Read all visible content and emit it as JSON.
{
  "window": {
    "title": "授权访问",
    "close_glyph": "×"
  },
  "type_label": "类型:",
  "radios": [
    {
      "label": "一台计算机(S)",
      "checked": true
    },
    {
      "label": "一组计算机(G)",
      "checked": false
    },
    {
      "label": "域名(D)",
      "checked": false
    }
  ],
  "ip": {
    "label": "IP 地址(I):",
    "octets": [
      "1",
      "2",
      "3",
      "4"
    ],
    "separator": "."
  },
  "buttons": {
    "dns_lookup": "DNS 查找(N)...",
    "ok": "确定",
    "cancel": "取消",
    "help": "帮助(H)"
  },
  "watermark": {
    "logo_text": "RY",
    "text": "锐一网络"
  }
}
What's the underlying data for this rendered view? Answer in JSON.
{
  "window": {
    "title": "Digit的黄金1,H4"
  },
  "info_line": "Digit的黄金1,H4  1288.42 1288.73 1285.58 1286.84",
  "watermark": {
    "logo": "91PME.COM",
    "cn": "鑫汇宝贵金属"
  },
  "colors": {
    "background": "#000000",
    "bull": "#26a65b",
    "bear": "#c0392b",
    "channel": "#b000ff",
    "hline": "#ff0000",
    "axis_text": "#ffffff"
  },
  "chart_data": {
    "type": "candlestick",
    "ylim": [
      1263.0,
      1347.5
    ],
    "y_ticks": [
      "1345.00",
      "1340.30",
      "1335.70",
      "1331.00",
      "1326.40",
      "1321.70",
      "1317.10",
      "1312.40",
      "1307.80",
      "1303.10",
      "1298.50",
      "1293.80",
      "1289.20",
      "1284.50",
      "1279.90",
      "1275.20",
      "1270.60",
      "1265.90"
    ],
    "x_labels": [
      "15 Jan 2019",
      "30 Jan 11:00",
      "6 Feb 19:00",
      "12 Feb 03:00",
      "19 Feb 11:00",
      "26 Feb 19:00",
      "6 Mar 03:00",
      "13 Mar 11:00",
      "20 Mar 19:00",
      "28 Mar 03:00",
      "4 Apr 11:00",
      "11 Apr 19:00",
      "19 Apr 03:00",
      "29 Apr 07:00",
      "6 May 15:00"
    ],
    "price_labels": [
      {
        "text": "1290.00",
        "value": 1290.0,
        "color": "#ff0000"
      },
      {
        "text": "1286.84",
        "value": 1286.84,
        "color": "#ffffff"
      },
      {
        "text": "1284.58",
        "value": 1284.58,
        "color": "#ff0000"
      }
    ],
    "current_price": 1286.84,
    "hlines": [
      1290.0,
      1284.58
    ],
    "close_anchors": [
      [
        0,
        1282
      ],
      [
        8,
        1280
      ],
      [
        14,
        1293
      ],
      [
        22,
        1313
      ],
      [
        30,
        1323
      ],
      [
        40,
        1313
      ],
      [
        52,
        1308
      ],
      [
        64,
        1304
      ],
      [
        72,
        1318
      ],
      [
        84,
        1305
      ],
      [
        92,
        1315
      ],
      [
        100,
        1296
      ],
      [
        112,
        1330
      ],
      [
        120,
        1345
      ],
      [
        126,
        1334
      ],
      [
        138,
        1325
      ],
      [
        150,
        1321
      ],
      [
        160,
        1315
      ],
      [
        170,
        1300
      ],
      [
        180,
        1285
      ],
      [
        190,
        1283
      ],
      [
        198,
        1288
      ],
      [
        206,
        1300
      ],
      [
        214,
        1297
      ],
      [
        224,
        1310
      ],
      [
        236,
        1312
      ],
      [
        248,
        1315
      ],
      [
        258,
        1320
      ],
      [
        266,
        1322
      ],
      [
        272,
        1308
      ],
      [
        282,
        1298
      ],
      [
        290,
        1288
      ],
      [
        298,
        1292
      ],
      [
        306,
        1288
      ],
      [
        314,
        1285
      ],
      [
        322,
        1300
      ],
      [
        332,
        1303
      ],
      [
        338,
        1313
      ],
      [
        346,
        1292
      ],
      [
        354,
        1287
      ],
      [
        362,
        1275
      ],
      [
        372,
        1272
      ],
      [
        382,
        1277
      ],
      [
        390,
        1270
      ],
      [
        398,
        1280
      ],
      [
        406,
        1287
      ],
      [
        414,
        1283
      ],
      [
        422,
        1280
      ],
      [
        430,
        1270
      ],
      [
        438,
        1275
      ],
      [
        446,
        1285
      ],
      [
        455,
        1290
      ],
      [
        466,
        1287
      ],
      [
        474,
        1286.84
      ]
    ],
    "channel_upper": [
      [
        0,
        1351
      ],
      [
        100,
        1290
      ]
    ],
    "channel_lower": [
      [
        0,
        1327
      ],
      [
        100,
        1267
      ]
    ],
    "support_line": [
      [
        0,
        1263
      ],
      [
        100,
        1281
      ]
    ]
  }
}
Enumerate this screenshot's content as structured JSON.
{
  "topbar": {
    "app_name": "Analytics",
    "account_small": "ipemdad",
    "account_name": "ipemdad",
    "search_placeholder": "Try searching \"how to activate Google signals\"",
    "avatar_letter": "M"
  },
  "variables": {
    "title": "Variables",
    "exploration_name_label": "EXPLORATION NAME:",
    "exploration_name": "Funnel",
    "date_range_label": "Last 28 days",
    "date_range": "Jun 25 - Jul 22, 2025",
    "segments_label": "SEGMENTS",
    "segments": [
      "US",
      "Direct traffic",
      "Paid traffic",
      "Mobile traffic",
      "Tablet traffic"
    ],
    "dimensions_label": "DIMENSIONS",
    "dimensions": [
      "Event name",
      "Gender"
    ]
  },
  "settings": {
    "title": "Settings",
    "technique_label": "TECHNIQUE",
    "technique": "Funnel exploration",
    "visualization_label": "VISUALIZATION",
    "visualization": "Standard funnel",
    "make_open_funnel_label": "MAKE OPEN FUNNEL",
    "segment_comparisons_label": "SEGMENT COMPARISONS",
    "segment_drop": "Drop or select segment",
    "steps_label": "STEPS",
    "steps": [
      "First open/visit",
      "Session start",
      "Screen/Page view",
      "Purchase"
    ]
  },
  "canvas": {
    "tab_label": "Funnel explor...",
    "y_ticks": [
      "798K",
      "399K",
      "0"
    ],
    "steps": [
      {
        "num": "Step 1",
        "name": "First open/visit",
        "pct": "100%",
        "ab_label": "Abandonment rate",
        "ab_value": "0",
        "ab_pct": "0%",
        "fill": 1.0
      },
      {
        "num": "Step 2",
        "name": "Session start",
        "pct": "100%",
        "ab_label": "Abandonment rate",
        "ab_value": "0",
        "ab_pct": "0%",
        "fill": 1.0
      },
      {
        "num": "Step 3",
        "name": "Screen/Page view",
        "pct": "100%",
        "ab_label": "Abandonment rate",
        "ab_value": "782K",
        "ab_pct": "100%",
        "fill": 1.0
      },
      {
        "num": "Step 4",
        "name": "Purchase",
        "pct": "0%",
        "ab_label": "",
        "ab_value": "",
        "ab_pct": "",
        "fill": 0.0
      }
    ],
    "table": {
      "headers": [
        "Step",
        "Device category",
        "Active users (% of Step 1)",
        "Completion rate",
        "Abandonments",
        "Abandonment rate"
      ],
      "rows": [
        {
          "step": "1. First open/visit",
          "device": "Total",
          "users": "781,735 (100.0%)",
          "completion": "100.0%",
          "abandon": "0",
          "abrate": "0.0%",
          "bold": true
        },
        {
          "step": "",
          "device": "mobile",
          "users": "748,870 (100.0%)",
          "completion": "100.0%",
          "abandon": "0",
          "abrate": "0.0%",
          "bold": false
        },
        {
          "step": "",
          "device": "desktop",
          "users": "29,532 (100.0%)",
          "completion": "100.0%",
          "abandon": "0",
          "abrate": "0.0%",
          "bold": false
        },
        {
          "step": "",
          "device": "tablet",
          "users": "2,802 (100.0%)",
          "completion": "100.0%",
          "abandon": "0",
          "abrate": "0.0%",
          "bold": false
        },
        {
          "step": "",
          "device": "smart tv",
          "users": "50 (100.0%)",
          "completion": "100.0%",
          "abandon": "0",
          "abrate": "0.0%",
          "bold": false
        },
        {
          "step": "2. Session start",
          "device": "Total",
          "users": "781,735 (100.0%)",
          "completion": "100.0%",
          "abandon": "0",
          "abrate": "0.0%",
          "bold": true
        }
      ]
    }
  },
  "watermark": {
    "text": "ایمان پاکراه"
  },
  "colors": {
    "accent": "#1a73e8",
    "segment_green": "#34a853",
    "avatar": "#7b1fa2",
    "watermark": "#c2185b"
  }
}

+ + + + + + +

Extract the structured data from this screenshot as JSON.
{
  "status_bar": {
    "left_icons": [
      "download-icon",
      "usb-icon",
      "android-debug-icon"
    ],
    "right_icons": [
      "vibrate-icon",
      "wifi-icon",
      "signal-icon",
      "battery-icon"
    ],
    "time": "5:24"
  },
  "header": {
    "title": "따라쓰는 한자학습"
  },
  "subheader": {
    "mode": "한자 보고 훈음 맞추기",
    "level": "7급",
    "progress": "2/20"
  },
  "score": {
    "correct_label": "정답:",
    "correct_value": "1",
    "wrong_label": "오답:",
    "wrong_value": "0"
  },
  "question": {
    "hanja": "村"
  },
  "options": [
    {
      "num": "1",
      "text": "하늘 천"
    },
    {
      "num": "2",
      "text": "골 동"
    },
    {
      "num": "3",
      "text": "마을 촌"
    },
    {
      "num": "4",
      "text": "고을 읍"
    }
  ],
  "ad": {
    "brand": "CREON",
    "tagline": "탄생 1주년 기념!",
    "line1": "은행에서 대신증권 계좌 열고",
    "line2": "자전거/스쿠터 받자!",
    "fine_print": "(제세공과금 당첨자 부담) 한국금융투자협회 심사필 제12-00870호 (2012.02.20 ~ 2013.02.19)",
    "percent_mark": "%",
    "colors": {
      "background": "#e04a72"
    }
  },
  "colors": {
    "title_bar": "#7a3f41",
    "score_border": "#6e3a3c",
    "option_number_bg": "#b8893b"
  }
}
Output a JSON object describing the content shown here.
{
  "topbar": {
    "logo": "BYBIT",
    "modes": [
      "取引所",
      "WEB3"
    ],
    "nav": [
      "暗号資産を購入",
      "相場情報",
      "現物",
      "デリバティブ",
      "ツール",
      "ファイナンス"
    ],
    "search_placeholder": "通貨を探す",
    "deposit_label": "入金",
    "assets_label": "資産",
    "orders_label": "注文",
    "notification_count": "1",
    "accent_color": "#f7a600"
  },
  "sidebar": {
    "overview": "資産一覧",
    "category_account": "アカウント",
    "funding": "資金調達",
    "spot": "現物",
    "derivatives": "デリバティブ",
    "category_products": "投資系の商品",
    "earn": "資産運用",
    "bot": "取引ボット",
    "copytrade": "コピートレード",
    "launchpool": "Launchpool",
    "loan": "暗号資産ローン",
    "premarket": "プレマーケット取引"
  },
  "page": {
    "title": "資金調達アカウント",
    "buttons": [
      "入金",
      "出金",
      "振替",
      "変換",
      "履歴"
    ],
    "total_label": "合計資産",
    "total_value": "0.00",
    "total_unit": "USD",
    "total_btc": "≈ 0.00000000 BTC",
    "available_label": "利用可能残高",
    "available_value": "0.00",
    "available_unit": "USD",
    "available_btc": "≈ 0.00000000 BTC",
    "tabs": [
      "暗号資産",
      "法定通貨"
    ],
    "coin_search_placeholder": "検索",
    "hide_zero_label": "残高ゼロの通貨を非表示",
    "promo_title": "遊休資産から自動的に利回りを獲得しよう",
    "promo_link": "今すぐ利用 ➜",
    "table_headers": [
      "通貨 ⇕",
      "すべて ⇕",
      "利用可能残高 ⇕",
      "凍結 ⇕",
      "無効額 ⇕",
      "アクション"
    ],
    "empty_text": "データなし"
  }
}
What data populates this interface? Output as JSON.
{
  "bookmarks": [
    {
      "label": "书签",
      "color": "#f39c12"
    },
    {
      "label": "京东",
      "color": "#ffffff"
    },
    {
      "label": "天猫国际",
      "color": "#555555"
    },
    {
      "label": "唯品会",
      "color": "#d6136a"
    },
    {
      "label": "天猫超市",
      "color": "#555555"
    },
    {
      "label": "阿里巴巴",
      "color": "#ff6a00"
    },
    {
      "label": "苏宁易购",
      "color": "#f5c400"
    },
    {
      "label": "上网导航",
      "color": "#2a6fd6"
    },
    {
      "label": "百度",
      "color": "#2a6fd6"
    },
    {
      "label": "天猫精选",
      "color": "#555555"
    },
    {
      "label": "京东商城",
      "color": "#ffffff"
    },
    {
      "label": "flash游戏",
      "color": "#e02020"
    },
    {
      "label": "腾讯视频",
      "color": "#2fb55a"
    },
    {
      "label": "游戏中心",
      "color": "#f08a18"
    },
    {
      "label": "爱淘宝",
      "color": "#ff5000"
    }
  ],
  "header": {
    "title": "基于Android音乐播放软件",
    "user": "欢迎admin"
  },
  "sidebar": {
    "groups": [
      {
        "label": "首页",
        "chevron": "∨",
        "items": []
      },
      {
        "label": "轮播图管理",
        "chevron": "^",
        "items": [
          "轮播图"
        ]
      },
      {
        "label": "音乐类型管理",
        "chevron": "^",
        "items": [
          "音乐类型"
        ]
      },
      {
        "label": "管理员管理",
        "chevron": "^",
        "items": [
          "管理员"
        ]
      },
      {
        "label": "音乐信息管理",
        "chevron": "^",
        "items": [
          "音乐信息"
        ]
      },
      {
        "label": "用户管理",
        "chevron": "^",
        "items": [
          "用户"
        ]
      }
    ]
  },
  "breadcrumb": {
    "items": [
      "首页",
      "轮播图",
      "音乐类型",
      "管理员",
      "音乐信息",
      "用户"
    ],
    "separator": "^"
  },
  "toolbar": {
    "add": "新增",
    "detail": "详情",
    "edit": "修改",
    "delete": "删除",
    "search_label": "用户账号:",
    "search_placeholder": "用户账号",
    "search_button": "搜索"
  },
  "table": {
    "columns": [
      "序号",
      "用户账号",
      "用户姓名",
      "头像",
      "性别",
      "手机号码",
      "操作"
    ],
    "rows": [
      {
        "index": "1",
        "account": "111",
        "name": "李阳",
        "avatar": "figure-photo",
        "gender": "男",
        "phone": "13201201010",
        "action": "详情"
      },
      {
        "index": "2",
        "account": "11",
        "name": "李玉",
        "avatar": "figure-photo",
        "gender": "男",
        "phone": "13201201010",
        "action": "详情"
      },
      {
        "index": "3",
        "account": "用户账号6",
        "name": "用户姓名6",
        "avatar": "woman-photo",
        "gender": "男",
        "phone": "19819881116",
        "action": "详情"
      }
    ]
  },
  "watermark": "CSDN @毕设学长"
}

+ + + + + + +

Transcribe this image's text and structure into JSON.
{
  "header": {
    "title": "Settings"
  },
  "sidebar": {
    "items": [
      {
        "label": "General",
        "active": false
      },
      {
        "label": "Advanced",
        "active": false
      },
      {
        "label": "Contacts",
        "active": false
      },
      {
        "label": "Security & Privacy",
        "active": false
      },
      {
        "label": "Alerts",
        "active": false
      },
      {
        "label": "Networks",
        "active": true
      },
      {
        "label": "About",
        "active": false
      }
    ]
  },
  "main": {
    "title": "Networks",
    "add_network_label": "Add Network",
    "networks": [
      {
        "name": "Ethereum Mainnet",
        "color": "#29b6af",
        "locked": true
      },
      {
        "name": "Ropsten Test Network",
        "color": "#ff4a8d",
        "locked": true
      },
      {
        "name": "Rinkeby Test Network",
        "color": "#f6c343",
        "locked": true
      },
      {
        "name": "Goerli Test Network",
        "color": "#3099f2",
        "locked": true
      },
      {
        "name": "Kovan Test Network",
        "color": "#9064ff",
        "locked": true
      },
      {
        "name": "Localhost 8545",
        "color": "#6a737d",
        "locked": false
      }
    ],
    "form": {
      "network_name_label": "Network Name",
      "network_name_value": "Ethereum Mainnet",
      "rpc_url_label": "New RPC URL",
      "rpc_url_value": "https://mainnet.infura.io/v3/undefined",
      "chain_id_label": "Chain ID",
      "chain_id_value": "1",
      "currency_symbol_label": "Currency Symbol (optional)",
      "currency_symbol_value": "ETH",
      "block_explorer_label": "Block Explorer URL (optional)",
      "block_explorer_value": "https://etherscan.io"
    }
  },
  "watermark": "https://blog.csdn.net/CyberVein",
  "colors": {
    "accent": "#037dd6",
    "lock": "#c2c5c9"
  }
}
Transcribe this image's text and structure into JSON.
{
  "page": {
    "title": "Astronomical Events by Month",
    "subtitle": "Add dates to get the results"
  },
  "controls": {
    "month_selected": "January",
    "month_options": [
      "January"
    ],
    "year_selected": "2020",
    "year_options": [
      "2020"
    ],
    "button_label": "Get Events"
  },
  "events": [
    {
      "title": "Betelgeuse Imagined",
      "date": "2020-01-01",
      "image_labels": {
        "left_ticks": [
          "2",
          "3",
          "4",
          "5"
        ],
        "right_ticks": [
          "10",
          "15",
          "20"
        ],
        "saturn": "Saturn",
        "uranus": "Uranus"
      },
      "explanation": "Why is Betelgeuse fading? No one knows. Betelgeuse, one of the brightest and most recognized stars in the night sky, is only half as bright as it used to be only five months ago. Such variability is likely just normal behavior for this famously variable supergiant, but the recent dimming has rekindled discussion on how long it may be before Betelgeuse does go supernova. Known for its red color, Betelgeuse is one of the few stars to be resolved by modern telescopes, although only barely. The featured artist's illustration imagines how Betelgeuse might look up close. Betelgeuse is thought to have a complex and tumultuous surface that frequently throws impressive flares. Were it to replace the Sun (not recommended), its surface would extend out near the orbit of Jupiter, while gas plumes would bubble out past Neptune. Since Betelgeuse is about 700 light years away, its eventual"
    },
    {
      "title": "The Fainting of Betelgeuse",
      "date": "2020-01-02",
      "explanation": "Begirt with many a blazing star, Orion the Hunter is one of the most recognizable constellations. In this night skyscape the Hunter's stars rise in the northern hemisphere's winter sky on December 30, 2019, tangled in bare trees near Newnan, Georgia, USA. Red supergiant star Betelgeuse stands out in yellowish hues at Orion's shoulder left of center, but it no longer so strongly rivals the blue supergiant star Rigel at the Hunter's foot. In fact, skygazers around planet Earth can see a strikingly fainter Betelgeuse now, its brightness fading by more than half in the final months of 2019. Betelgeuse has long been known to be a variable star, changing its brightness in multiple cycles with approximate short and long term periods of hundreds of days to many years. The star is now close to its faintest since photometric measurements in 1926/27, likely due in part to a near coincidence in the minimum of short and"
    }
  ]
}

+ + + + + + +

» **Written problem**:
Within the listing above, find every line containing the string "content" and return it.

» **Correct answer**:
Read all visible content and emit it as JSON.
Enumerate this screenshot's content as structured JSON.
Output a JSON object describing the content shown here.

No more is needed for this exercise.